begin
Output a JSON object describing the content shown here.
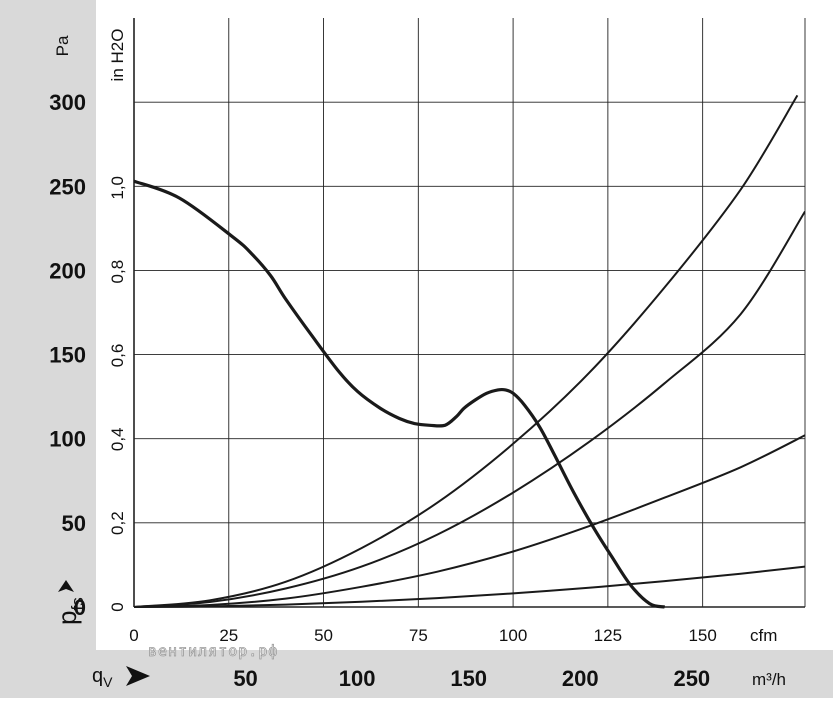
{
  "chart_data": {
    "type": "line",
    "x_primary": {
      "unit": "cfm",
      "ticks": [
        0,
        25,
        50,
        75,
        100,
        125,
        150
      ],
      "range": [
        0,
        177
      ]
    },
    "x_secondary": {
      "unit": "m³/h",
      "ticks": [
        50,
        100,
        150,
        200,
        250
      ]
    },
    "y_primary": {
      "unit": "Pa",
      "ticks": [
        0,
        50,
        100,
        150,
        200,
        250,
        300
      ],
      "range": [
        0,
        350
      ]
    },
    "y_secondary": {
      "unit": "in H2O",
      "ticks": [
        "0",
        "0,2",
        "0,4",
        "0,6",
        "0,8",
        "1,0"
      ]
    },
    "y_axis_symbol": {
      "base": "p",
      "sub": "fs"
    },
    "x_axis_symbol": {
      "base": "q",
      "sub": "V"
    },
    "grid": true,
    "watermark": "вентилятор.рф",
    "series": [
      {
        "role": "fan-curve",
        "x": [
          0,
          12,
          26,
          31,
          36,
          40,
          47,
          54,
          59,
          65,
          70,
          74,
          78,
          82,
          85,
          87,
          90,
          93,
          96,
          98,
          100,
          103,
          107,
          111,
          116,
          121,
          126,
          131,
          136,
          140
        ],
        "y": [
          253,
          243,
          220,
          210,
          197,
          183,
          161,
          140,
          128,
          118,
          112,
          109,
          108,
          108,
          113,
          118,
          123,
          127,
          129,
          129,
          127,
          120,
          107,
          90,
          68,
          48,
          30,
          13,
          2,
          0
        ]
      },
      {
        "role": "system-curve",
        "x": [
          0,
          20,
          40,
          60,
          80,
          100,
          120,
          140,
          160,
          175
        ],
        "y": [
          0,
          4,
          15,
          35,
          62,
          97,
          139,
          190,
          248,
          304
        ]
      },
      {
        "role": "system-curve",
        "x": [
          0,
          20,
          40,
          60,
          80,
          100,
          120,
          140,
          160,
          177
        ],
        "y": [
          0,
          3,
          11,
          24,
          43,
          68,
          98,
          133,
          174,
          235
        ]
      },
      {
        "role": "system-curve",
        "x": [
          0,
          20,
          40,
          60,
          80,
          100,
          120,
          140,
          160,
          177
        ],
        "y": [
          0,
          1.2,
          5,
          12,
          21,
          33,
          48,
          65,
          83,
          102
        ]
      },
      {
        "role": "system-curve",
        "x": [
          0,
          20,
          40,
          60,
          80,
          100,
          120,
          140,
          160,
          177
        ],
        "y": [
          0,
          0.4,
          1.6,
          4,
          7,
          11,
          17,
          23,
          30,
          24
        ]
      }
    ]
  },
  "styles": {
    "band_color": "#d9d9d9",
    "line_color": "#1a1a1a",
    "grid_color": "#222222"
  }
}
end
# WORK REQUIRED
Return the listing above word for word, with the pictures removed.

# THE SOLUTION
Output a JSON object describing the content shown here.
{
  "chart_data": {
    "type": "line",
    "x_primary": {
      "unit": "cfm",
      "ticks": [
        0,
        25,
        50,
        75,
        100,
        125,
        150
      ],
      "range": [
        0,
        177
      ]
    },
    "x_secondary": {
      "unit": "m³/h",
      "ticks": [
        50,
        100,
        150,
        200,
        250
      ]
    },
    "y_primary": {
      "unit": "Pa",
      "ticks": [
        0,
        50,
        100,
        150,
        200,
        250,
        300
      ],
      "range": [
        0,
        350
      ]
    },
    "y_secondary": {
      "unit": "in H2O",
      "ticks": [
        "0",
        "0,2",
        "0,4",
        "0,6",
        "0,8",
        "1,0"
      ]
    },
    "y_axis_symbol": {
      "base": "p",
      "sub": "fs"
    },
    "x_axis_symbol": {
      "base": "q",
      "sub": "V"
    },
    "grid": true,
    "watermark": "вентилятор.рф",
    "series": [
      {
        "role": "fan-curve",
        "x": [
          0,
          12,
          26,
          31,
          36,
          40,
          47,
          54,
          59,
          65,
          70,
          74,
          78,
          82,
          85,
          87,
          90,
          93,
          96,
          98,
          100,
          103,
          107,
          111,
          116,
          121,
          126,
          131,
          136,
          140
        ],
        "y": [
          253,
          243,
          220,
          210,
          197,
          183,
          161,
          140,
          128,
          118,
          112,
          109,
          108,
          108,
          113,
          118,
          123,
          127,
          129,
          129,
          127,
          120,
          107,
          90,
          68,
          48,
          30,
          13,
          2,
          0
        ]
      },
      {
        "role": "system-curve",
        "x": [
          0,
          20,
          40,
          60,
          80,
          100,
          120,
          140,
          160,
          175
        ],
        "y": [
          0,
          4,
          15,
          35,
          62,
          97,
          139,
          190,
          248,
          304
        ]
      },
      {
        "role": "system-curve",
        "x": [
          0,
          20,
          40,
          60,
          80,
          100,
          120,
          140,
          160,
          177
        ],
        "y": [
          0,
          3,
          11,
          24,
          43,
          68,
          98,
          133,
          174,
          235
        ]
      },
      {
        "role": "system-curve",
        "x": [
          0,
          20,
          40,
          60,
          80,
          100,
          120,
          140,
          160,
          177
        ],
        "y": [
          0,
          1.2,
          5,
          12,
          21,
          33,
          48,
          65,
          83,
          102
        ]
      },
      {
        "role": "system-curve",
        "x": [
          0,
          20,
          40,
          60,
          80,
          100,
          120,
          140,
          160,
          177
        ],
        "y": [
          0,
          0.4,
          1.6,
          4,
          7,
          11,
          17,
          23,
          30,
          24
        ]
      }
    ]
  },
  "styles": {
    "band_color": "#d9d9d9",
    "line_color": "#1a1a1a",
    "grid_color": "#222222"
  }
}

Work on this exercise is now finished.